◆ EXERCISE OBJECTIVE
Return all lines from the listing below in which the string "Trouver" occurs.

—————

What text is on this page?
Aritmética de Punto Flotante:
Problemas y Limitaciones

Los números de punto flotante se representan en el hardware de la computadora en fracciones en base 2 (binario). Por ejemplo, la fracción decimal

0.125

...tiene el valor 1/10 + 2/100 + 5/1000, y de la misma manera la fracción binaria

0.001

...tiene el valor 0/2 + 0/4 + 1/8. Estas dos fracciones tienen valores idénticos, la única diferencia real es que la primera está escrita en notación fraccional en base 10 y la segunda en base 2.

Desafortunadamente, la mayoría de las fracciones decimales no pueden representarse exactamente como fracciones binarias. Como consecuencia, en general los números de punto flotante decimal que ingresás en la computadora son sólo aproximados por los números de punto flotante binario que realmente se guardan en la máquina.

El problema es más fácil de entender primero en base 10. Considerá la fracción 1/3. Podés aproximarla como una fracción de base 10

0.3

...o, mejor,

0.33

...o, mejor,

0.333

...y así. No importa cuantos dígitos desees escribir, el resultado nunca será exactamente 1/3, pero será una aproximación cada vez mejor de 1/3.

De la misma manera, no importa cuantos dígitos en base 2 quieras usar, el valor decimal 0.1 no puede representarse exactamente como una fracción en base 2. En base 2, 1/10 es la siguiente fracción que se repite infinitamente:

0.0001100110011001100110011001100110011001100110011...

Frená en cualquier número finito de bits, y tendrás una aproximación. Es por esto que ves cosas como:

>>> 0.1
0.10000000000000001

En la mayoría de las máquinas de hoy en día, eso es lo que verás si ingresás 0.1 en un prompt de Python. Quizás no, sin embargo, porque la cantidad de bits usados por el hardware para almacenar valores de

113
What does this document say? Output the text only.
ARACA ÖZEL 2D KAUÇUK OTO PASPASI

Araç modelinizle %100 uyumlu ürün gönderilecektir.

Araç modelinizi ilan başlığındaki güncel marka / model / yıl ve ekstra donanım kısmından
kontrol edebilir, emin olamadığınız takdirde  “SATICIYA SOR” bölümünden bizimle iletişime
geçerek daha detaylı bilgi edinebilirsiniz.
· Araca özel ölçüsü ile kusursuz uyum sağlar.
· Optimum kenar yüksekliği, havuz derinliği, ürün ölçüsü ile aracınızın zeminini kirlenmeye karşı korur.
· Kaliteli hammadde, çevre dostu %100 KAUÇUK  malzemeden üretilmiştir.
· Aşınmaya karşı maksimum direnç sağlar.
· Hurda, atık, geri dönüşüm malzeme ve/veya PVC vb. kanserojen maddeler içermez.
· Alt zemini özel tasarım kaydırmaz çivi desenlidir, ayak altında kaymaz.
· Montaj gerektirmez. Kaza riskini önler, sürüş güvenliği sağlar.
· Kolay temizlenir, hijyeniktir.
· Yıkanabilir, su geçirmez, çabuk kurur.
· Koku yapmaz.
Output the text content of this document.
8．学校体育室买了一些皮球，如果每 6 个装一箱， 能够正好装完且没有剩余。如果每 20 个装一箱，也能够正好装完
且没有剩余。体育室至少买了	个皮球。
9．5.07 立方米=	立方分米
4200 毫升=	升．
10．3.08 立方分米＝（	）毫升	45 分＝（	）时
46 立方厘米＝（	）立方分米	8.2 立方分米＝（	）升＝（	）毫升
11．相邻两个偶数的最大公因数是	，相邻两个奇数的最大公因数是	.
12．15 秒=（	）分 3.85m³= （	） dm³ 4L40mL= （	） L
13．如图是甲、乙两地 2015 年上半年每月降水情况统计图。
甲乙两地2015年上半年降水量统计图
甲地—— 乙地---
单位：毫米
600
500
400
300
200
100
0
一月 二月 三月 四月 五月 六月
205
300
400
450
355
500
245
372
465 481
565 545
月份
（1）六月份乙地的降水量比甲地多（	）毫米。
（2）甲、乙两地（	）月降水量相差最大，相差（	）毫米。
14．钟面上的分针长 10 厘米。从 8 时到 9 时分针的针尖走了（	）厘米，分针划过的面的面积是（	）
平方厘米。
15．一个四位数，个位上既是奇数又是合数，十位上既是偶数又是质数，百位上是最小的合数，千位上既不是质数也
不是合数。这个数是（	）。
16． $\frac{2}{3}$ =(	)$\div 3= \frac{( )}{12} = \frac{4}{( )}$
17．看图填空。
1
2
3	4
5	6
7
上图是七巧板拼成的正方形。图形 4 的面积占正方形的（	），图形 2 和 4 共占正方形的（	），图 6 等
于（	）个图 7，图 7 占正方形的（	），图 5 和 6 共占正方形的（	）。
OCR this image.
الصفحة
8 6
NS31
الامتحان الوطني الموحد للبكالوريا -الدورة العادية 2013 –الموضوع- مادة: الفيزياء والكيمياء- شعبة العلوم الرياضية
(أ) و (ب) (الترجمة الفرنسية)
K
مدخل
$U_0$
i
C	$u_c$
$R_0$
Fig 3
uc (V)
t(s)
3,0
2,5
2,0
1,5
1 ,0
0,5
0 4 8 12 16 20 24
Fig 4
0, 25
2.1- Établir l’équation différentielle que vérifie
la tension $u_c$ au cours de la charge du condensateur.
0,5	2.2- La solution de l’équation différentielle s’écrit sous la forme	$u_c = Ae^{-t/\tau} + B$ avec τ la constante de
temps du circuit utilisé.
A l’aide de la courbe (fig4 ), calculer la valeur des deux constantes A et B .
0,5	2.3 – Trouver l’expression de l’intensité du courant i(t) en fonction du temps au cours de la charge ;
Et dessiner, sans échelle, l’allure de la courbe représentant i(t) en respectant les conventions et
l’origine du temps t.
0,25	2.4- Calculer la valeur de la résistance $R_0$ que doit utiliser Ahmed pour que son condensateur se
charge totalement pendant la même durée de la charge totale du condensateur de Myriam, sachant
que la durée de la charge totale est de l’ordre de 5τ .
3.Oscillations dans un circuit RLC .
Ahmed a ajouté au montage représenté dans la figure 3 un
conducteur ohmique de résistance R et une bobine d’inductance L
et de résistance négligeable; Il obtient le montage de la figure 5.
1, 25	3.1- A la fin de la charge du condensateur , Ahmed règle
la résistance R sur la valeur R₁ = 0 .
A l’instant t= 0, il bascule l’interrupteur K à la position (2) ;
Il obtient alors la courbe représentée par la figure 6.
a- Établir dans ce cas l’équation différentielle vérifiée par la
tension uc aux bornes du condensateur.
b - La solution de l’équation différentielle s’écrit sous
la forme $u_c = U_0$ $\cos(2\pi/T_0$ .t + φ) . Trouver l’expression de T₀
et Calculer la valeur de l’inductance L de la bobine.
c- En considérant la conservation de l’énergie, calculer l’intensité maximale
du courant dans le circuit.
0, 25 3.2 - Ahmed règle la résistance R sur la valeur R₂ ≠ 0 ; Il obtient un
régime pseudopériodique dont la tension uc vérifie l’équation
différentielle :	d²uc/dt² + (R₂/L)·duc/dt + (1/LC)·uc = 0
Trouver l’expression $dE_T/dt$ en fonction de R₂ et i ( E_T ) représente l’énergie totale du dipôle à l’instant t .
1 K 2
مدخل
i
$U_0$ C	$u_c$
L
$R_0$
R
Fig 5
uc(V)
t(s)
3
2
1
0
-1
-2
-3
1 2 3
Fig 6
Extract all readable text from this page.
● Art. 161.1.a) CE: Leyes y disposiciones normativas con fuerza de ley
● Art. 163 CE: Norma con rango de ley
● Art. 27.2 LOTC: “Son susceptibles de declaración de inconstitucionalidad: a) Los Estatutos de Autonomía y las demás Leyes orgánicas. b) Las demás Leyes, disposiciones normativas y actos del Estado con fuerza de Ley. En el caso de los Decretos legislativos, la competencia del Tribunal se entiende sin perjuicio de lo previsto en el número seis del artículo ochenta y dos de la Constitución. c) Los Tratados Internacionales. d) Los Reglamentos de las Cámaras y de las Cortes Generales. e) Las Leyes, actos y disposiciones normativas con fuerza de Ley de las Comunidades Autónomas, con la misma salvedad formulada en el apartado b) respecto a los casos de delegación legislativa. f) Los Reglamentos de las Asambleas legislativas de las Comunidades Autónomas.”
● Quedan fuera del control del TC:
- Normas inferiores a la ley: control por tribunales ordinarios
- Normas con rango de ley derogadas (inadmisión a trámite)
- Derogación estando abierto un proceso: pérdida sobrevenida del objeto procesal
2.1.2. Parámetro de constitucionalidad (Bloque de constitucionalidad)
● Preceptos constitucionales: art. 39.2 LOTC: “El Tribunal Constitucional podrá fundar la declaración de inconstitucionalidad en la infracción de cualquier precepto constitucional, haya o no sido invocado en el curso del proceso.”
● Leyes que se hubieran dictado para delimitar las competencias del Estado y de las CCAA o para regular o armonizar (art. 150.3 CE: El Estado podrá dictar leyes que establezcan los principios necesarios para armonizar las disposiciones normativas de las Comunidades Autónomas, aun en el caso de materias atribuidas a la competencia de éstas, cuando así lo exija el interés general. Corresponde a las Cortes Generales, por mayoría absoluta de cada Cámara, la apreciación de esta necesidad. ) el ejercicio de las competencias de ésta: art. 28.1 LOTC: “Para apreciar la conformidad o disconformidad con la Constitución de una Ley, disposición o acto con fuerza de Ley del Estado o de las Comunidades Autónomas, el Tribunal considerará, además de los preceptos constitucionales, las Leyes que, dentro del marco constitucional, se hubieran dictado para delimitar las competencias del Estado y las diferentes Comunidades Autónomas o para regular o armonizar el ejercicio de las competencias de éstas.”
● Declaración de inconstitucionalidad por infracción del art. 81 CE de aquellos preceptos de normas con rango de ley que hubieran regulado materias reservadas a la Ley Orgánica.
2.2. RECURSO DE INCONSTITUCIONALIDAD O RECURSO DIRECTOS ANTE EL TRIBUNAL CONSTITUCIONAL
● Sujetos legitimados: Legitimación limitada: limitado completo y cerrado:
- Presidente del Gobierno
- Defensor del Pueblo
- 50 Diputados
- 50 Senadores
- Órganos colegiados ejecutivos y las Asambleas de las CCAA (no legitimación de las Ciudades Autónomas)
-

—————

◆ RESULT OF THE EXERCISE
0,5	2.3 – Trouver l’expression de l’intensité du courant i(t) en fonction du temps au cours de la charge ;
la forme $u_c = U_0$ $\cos(2\pi/T_0$ .t + φ) . Trouver l’expression de T₀
Trouver l’expression $dE_T/dt$ en fonction de R₂ et i ( E_T ) représente l’énergie totale du dipôle à l’instant t .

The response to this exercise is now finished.